Each record below should be output verbatim, without pictures.

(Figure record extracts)
# # # # #

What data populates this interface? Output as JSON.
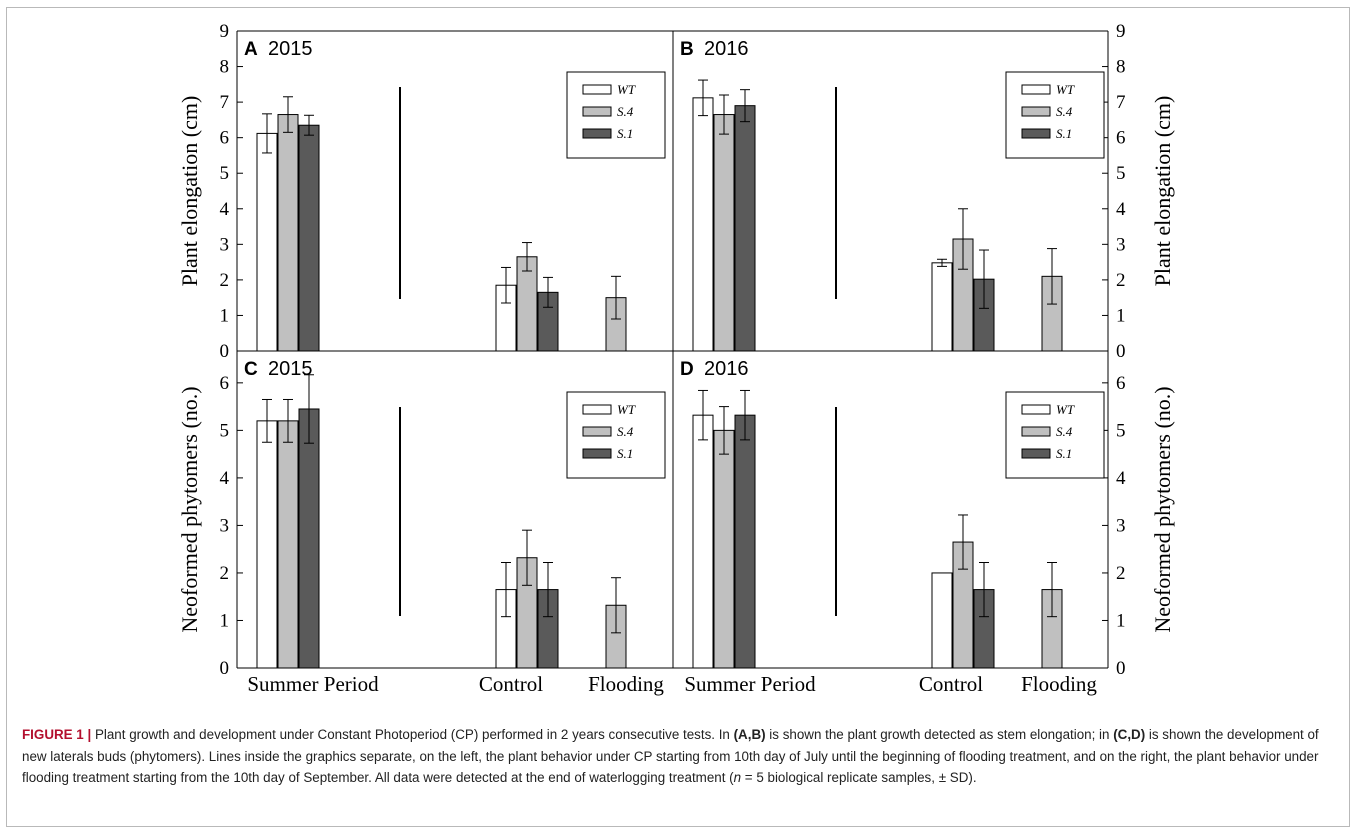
{
  "chart_data": {
    "type": "bar",
    "categories": [
      "Summer Period",
      "Control",
      "Flooding"
    ],
    "legend": [
      "WT",
      "S.4",
      "S.1"
    ],
    "series_colors": {
      "WT": "#ffffff",
      "S.4": "#c0c0c0",
      "S.1": "#5a5a5a"
    },
    "legend_placement": "top-right",
    "grid": false,
    "panels": [
      {
        "id": "A",
        "year": "2015",
        "ylabel": "Plant elongation (cm)",
        "ylim": [
          0,
          9
        ],
        "yticks": [
          "0",
          "1",
          "2",
          "3",
          "4",
          "5",
          "6",
          "7",
          "8",
          "9"
        ],
        "series": [
          {
            "name": "WT",
            "values": [
              6.12,
              1.85,
              null
            ],
            "errors": [
              0.55,
              0.5,
              null
            ]
          },
          {
            "name": "S.4",
            "values": [
              6.65,
              2.65,
              1.5
            ],
            "errors": [
              0.5,
              0.4,
              0.6
            ]
          },
          {
            "name": "S.1",
            "values": [
              6.35,
              1.65,
              null
            ],
            "errors": [
              0.28,
              0.42,
              null
            ]
          }
        ]
      },
      {
        "id": "B",
        "year": "2016",
        "ylabel": "Plant elongation (cm)",
        "ylim": [
          0,
          9
        ],
        "yticks": [
          "0",
          "1",
          "2",
          "3",
          "4",
          "5",
          "6",
          "7",
          "8",
          "9"
        ],
        "series": [
          {
            "name": "WT",
            "values": [
              7.12,
              2.48,
              null
            ],
            "errors": [
              0.5,
              0.1,
              null
            ]
          },
          {
            "name": "S.4",
            "values": [
              6.65,
              3.15,
              2.1
            ],
            "errors": [
              0.55,
              0.85,
              0.78
            ]
          },
          {
            "name": "S.1",
            "values": [
              6.9,
              2.02,
              null
            ],
            "errors": [
              0.45,
              0.82,
              null
            ]
          }
        ]
      },
      {
        "id": "C",
        "year": "2015",
        "ylabel": "Neoformed phytomers (no.)",
        "ylim": [
          0,
          6.67
        ],
        "yticks": [
          "0",
          "1",
          "2",
          "3",
          "4",
          "5",
          "6"
        ],
        "series": [
          {
            "name": "WT",
            "values": [
              5.2,
              1.65,
              null
            ],
            "errors": [
              0.45,
              0.57,
              null
            ]
          },
          {
            "name": "S.4",
            "values": [
              5.2,
              2.32,
              1.32
            ],
            "errors": [
              0.45,
              0.58,
              0.58
            ]
          },
          {
            "name": "S.1",
            "values": [
              5.45,
              1.65,
              null
            ],
            "errors": [
              0.72,
              0.57,
              null
            ]
          }
        ]
      },
      {
        "id": "D",
        "year": "2016",
        "ylabel": "Neoformed phytomers (no.)",
        "ylim": [
          0,
          6.67
        ],
        "yticks": [
          "0",
          "1",
          "2",
          "3",
          "4",
          "5",
          "6"
        ],
        "series": [
          {
            "name": "WT",
            "values": [
              5.32,
              2.0,
              null
            ],
            "errors": [
              0.52,
              0.0,
              null
            ]
          },
          {
            "name": "S.4",
            "values": [
              5.0,
              2.65,
              1.65
            ],
            "errors": [
              0.5,
              0.57,
              0.57
            ]
          },
          {
            "name": "S.1",
            "values": [
              5.32,
              1.65,
              null
            ],
            "errors": [
              0.52,
              0.57,
              null
            ]
          }
        ]
      }
    ]
  },
  "caption": {
    "label": "FIGURE 1 |",
    "part1": " Plant growth and development under Constant Photoperiod (CP) performed in 2 years consecutive tests. In ",
    "ref1": "(A,B)",
    "part2": " is shown the plant growth detected as stem elongation; in ",
    "ref2": "(C,D)",
    "part3": " is shown the development of new laterals buds (phytomers). Lines inside the graphics separate, on the left, the plant behavior under CP starting from 10th day of July until the beginning of flooding treatment, and on the right, the plant behavior under flooding treatment starting from the 10th day of September. All data were detected at the end of waterlogging treatment (",
    "n_symbol": "n",
    "part4": " = 5 biological replicate samples, ± SD)."
  }
}
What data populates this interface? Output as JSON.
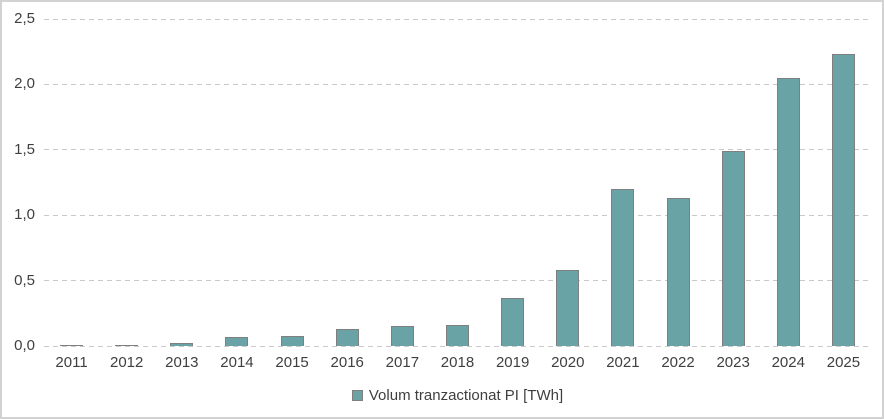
{
  "chart_data": {
    "type": "bar",
    "title": "",
    "categories": [
      "2011",
      "2012",
      "2013",
      "2014",
      "2015",
      "2016",
      "2017",
      "2018",
      "2019",
      "2020",
      "2021",
      "2022",
      "2023",
      "2024",
      "2025"
    ],
    "series": [
      {
        "name": "Volum tranzactionat PI [TWh]",
        "values": [
          0.01,
          0.01,
          0.02,
          0.07,
          0.08,
          0.13,
          0.15,
          0.16,
          0.37,
          0.58,
          1.2,
          1.13,
          1.49,
          2.05,
          2.23
        ]
      }
    ],
    "xlabel": "",
    "ylabel": "",
    "ylim": [
      0,
      2.5
    ],
    "ytick_step": 0.5,
    "ytick_labels": [
      "0,0",
      "0,5",
      "1,0",
      "1,5",
      "2,0",
      "2,5"
    ],
    "decimal_separator": ",",
    "grid": "horizontal-dashed",
    "legend_position": "bottom-center"
  },
  "legend": {
    "label": "Volum tranzactionat PI [TWh]"
  },
  "colors": {
    "bar_fill": "#6AA3A5",
    "bar_border": "#7F7F7F",
    "gridline": "#C9C9C9",
    "text": "#3F3F3F",
    "frame_border": "#D2D2D2",
    "background": "#FFFFFF"
  }
}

# # # # #

ANSWER TO THIS PROBLEM:
What data populates this interface? Output as JSON.
{
  "chart_data": {
    "type": "bar",
    "categories": [
      "Summer Period",
      "Control",
      "Flooding"
    ],
    "legend": [
      "WT",
      "S.4",
      "S.1"
    ],
    "series_colors": {
      "WT": "#ffffff",
      "S.4": "#c0c0c0",
      "S.1": "#5a5a5a"
    },
    "legend_placement": "top-right",
    "grid": false,
    "panels": [
      {
        "id": "A",
        "year": "2015",
        "ylabel": "Plant elongation (cm)",
        "ylim": [
          0,
          9
        ],
        "yticks": [
          "0",
          "1",
          "2",
          "3",
          "4",
          "5",
          "6",
          "7",
          "8",
          "9"
        ],
        "series": [
          {
            "name": "WT",
            "values": [
              6.12,
              1.85,
              null
            ],
            "errors": [
              0.55,
              0.5,
              null
            ]
          },
          {
            "name": "S.4",
            "values": [
              6.65,
              2.65,
              1.5
            ],
            "errors": [
              0.5,
              0.4,
              0.6
            ]
          },
          {
            "name": "S.1",
            "values": [
              6.35,
              1.65,
              null
            ],
            "errors": [
              0.28,
              0.42,
              null
            ]
          }
        ]
      },
      {
        "id": "B",
        "year": "2016",
        "ylabel": "Plant elongation (cm)",
        "ylim": [
          0,
          9
        ],
        "yticks": [
          "0",
          "1",
          "2",
          "3",
          "4",
          "5",
          "6",
          "7",
          "8",
          "9"
        ],
        "series": [
          {
            "name": "WT",
            "values": [
              7.12,
              2.48,
              null
            ],
            "errors": [
              0.5,
              0.1,
              null
            ]
          },
          {
            "name": "S.4",
            "values": [
              6.65,
              3.15,
              2.1
            ],
            "errors": [
              0.55,
              0.85,
              0.78
            ]
          },
          {
            "name": "S.1",
            "values": [
              6.9,
              2.02,
              null
            ],
            "errors": [
              0.45,
              0.82,
              null
            ]
          }
        ]
      },
      {
        "id": "C",
        "year": "2015",
        "ylabel": "Neoformed phytomers (no.)",
        "ylim": [
          0,
          6.67
        ],
        "yticks": [
          "0",
          "1",
          "2",
          "3",
          "4",
          "5",
          "6"
        ],
        "series": [
          {
            "name": "WT",
            "values": [
              5.2,
              1.65,
              null
            ],
            "errors": [
              0.45,
              0.57,
              null
            ]
          },
          {
            "name": "S.4",
            "values": [
              5.2,
              2.32,
              1.32
            ],
            "errors": [
              0.45,
              0.58,
              0.58
            ]
          },
          {
            "name": "S.1",
            "values": [
              5.45,
              1.65,
              null
            ],
            "errors": [
              0.72,
              0.57,
              null
            ]
          }
        ]
      },
      {
        "id": "D",
        "year": "2016",
        "ylabel": "Neoformed phytomers (no.)",
        "ylim": [
          0,
          6.67
        ],
        "yticks": [
          "0",
          "1",
          "2",
          "3",
          "4",
          "5",
          "6"
        ],
        "series": [
          {
            "name": "WT",
            "values": [
              5.32,
              2.0,
              null
            ],
            "errors": [
              0.52,
              0.0,
              null
            ]
          },
          {
            "name": "S.4",
            "values": [
              5.0,
              2.65,
              1.65
            ],
            "errors": [
              0.5,
              0.57,
              0.57
            ]
          },
          {
            "name": "S.1",
            "values": [
              5.32,
              1.65,
              null
            ],
            "errors": [
              0.52,
              0.57,
              null
            ]
          }
        ]
      }
    ]
  },
  "caption": {
    "label": "FIGURE 1 |",
    "part1": " Plant growth and development under Constant Photoperiod (CP) performed in 2 years consecutive tests. In ",
    "ref1": "(A,B)",
    "part2": " is shown the plant growth detected as stem elongation; in ",
    "ref2": "(C,D)",
    "part3": " is shown the development of new laterals buds (phytomers). Lines inside the graphics separate, on the left, the plant behavior under CP starting from 10th day of July until the beginning of flooding treatment, and on the right, the plant behavior under flooding treatment starting from the 10th day of September. All data were detected at the end of waterlogging treatment (",
    "n_symbol": "n",
    "part4": " = 5 biological replicate samples, ± SD)."
  }
}
What data populates this interface? Output as JSON.
{
  "chart_data": {
    "type": "bar",
    "title": "",
    "categories": [
      "2011",
      "2012",
      "2013",
      "2014",
      "2015",
      "2016",
      "2017",
      "2018",
      "2019",
      "2020",
      "2021",
      "2022",
      "2023",
      "2024",
      "2025"
    ],
    "series": [
      {
        "name": "Volum tranzactionat PI [TWh]",
        "values": [
          0.01,
          0.01,
          0.02,
          0.07,
          0.08,
          0.13,
          0.15,
          0.16,
          0.37,
          0.58,
          1.2,
          1.13,
          1.49,
          2.05,
          2.23
        ]
      }
    ],
    "xlabel": "",
    "ylabel": "",
    "ylim": [
      0,
      2.5
    ],
    "ytick_step": 0.5,
    "ytick_labels": [
      "0,0",
      "0,5",
      "1,0",
      "1,5",
      "2,0",
      "2,5"
    ],
    "decimal_separator": ",",
    "grid": "horizontal-dashed",
    "legend_position": "bottom-center"
  },
  "legend": {
    "label": "Volum tranzactionat PI [TWh]"
  },
  "colors": {
    "bar_fill": "#6AA3A5",
    "bar_border": "#7F7F7F",
    "gridline": "#C9C9C9",
    "text": "#3F3F3F",
    "frame_border": "#D2D2D2",
    "background": "#FFFFFF"
  }
}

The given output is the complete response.